'''

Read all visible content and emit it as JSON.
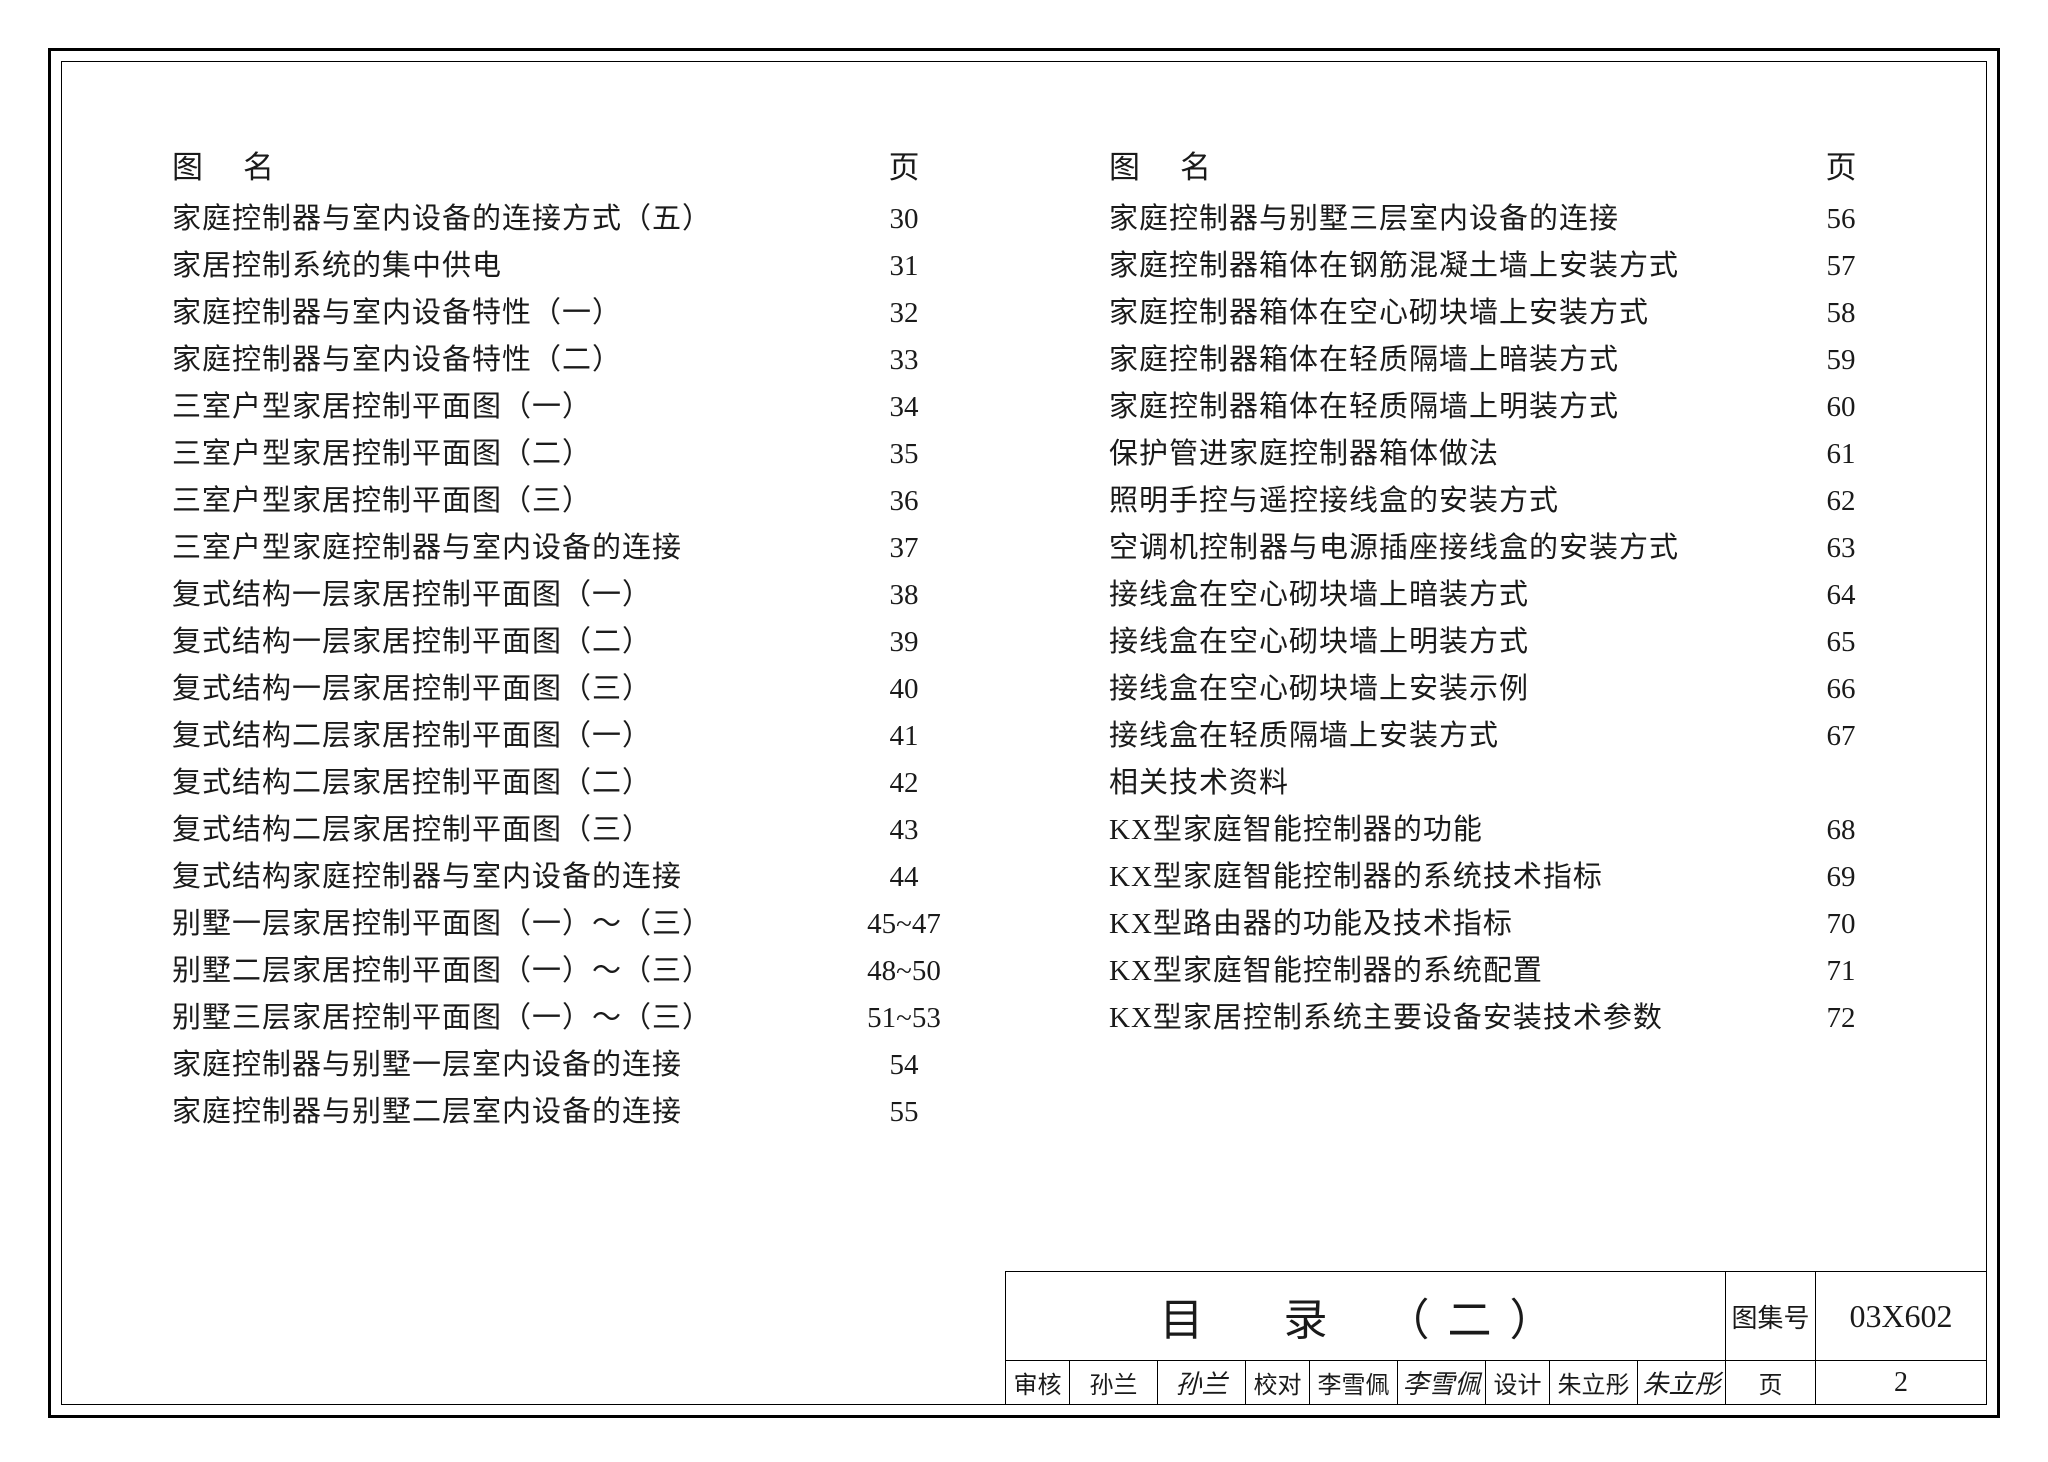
{
  "headers": {
    "name": "图名",
    "page": "页"
  },
  "leftColumn": [
    {
      "name": "家庭控制器与室内设备的连接方式（五）",
      "page": "30"
    },
    {
      "name": "家居控制系统的集中供电",
      "page": "31"
    },
    {
      "name": "家庭控制器与室内设备特性（一）",
      "page": "32"
    },
    {
      "name": "家庭控制器与室内设备特性（二）",
      "page": "33"
    },
    {
      "name": "三室户型家居控制平面图（一）",
      "page": "34"
    },
    {
      "name": "三室户型家居控制平面图（二）",
      "page": "35"
    },
    {
      "name": "三室户型家居控制平面图（三）",
      "page": "36"
    },
    {
      "name": "三室户型家庭控制器与室内设备的连接",
      "page": "37"
    },
    {
      "name": "复式结构一层家居控制平面图（一）",
      "page": "38"
    },
    {
      "name": "复式结构一层家居控制平面图（二）",
      "page": "39"
    },
    {
      "name": "复式结构一层家居控制平面图（三）",
      "page": "40"
    },
    {
      "name": "复式结构二层家居控制平面图（一）",
      "page": "41"
    },
    {
      "name": "复式结构二层家居控制平面图（二）",
      "page": "42"
    },
    {
      "name": "复式结构二层家居控制平面图（三）",
      "page": "43"
    },
    {
      "name": "复式结构家庭控制器与室内设备的连接",
      "page": "44"
    },
    {
      "name": "别墅一层家居控制平面图（一）～（三）",
      "page": "45~47"
    },
    {
      "name": "别墅二层家居控制平面图（一）～（三）",
      "page": "48~50"
    },
    {
      "name": "别墅三层家居控制平面图（一）～（三）",
      "page": "51~53"
    },
    {
      "name": "家庭控制器与别墅一层室内设备的连接",
      "page": "54"
    },
    {
      "name": "家庭控制器与别墅二层室内设备的连接",
      "page": "55"
    }
  ],
  "rightColumn": [
    {
      "name": "家庭控制器与别墅三层室内设备的连接",
      "page": "56"
    },
    {
      "name": "家庭控制器箱体在钢筋混凝土墙上安装方式",
      "page": "57"
    },
    {
      "name": "家庭控制器箱体在空心砌块墙上安装方式",
      "page": "58"
    },
    {
      "name": "家庭控制器箱体在轻质隔墙上暗装方式",
      "page": "59"
    },
    {
      "name": "家庭控制器箱体在轻质隔墙上明装方式",
      "page": "60"
    },
    {
      "name": "保护管进家庭控制器箱体做法",
      "page": "61"
    },
    {
      "name": "照明手控与遥控接线盒的安装方式",
      "page": "62"
    },
    {
      "name": "空调机控制器与电源插座接线盒的安装方式",
      "page": "63"
    },
    {
      "name": "接线盒在空心砌块墙上暗装方式",
      "page": "64"
    },
    {
      "name": "接线盒在空心砌块墙上明装方式",
      "page": "65"
    },
    {
      "name": "接线盒在空心砌块墙上安装示例",
      "page": "66"
    },
    {
      "name": "接线盒在轻质隔墙上安装方式",
      "page": "67"
    },
    {
      "name": "相关技术资料",
      "page": "",
      "section": true
    },
    {
      "name": "KX型家庭智能控制器的功能",
      "page": "68"
    },
    {
      "name": "KX型家庭智能控制器的系统技术指标",
      "page": "69"
    },
    {
      "name": "KX型路由器的功能及技术指标",
      "page": "70"
    },
    {
      "name": "KX型家庭智能控制器的系统配置",
      "page": "71"
    },
    {
      "name": "KX型家居控制系统主要设备安装技术参数",
      "page": "72"
    }
  ],
  "titleBlock": {
    "title": "目　录　（二）",
    "setLabel": "图集号",
    "setValue": "03X602",
    "review": {
      "label": "审核",
      "name": "孙兰",
      "sig": "孙兰"
    },
    "check": {
      "label": "校对",
      "name": "李雪佩",
      "sig": "李雪佩"
    },
    "design": {
      "label": "设计",
      "name": "朱立彤",
      "sig": "朱立彤"
    },
    "pageLabel": "页",
    "pageValue": "2"
  }
}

'''

Your task is to pick out every line with the string "三室户型家居控制平面图" and copy it.

      "name": "三室户型家居控制平面图（一）",
      "name": "三室户型家居控制平面图（二）",
      "name": "三室户型家居控制平面图（三）",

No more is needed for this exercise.